* BEGIN Data lines *

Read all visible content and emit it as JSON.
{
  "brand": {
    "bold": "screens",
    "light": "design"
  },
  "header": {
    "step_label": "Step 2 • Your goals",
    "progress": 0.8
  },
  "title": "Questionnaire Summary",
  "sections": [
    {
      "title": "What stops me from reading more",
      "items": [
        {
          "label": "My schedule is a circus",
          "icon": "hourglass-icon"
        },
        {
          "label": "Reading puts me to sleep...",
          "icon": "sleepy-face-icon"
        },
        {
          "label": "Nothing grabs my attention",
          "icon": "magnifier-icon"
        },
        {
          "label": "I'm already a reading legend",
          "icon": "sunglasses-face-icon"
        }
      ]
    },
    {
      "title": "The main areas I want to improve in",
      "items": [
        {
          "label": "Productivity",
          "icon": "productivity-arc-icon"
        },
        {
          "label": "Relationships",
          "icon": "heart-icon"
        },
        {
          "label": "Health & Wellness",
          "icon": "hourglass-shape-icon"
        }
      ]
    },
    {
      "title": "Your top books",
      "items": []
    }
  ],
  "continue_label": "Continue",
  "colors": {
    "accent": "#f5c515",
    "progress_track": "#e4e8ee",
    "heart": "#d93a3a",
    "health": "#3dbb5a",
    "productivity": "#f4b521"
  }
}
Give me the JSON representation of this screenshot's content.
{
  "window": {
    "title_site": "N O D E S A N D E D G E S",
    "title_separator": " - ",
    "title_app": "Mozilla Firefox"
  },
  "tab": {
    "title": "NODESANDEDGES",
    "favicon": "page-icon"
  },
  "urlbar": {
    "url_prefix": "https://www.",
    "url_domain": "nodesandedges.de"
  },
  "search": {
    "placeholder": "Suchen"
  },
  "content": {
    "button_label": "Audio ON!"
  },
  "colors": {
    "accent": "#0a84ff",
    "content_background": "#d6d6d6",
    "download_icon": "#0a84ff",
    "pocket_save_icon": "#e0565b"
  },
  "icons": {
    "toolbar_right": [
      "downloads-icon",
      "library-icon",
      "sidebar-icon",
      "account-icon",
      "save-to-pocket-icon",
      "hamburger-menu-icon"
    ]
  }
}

* END Data lines *

• What the exercise asks:
Nothing should be changed: write out all of the data as is.

• Solution to the exercise:
Read all visible content and emit it as JSON.
{
  "brand": {
    "bold": "screens",
    "light": "design"
  },
  "header": {
    "step_label": "Step 2 • Your goals",
    "progress": 0.8
  },
  "title": "Questionnaire Summary",
  "sections": [
    {
      "title": "What stops me from reading more",
      "items": [
        {
          "label": "My schedule is a circus",
          "icon": "hourglass-icon"
        },
        {
          "label": "Reading puts me to sleep...",
          "icon": "sleepy-face-icon"
        },
        {
          "label": "Nothing grabs my attention",
          "icon": "magnifier-icon"
        },
        {
          "label": "I'm already a reading legend",
          "icon": "sunglasses-face-icon"
        }
      ]
    },
    {
      "title": "The main areas I want to improve in",
      "items": [
        {
          "label": "Productivity",
          "icon": "productivity-arc-icon"
        },
        {
          "label": "Relationships",
          "icon": "heart-icon"
        },
        {
          "label": "Health & Wellness",
          "icon": "hourglass-shape-icon"
        }
      ]
    },
    {
      "title": "Your top books",
      "items": []
    }
  ],
  "continue_label": "Continue",
  "colors": {
    "accent": "#f5c515",
    "progress_track": "#e4e8ee",
    "heart": "#d93a3a",
    "health": "#3dbb5a",
    "productivity": "#f4b521"
  }
}
Give me the JSON representation of this screenshot's content.
{
  "window": {
    "title_site": "N O D E S A N D E D G E S",
    "title_separator": " - ",
    "title_app": "Mozilla Firefox"
  },
  "tab": {
    "title": "NODESANDEDGES",
    "favicon": "page-icon"
  },
  "urlbar": {
    "url_prefix": "https://www.",
    "url_domain": "nodesandedges.de"
  },
  "search": {
    "placeholder": "Suchen"
  },
  "content": {
    "button_label": "Audio ON!"
  },
  "colors": {
    "accent": "#0a84ff",
    "content_background": "#d6d6d6",
    "download_icon": "#0a84ff",
    "pocket_save_icon": "#e0565b"
  },
  "icons": {
    "toolbar_right": [
      "downloads-icon",
      "library-icon",
      "sidebar-icon",
      "account-icon",
      "save-to-pocket-icon",
      "hamburger-menu-icon"
    ]
  }
}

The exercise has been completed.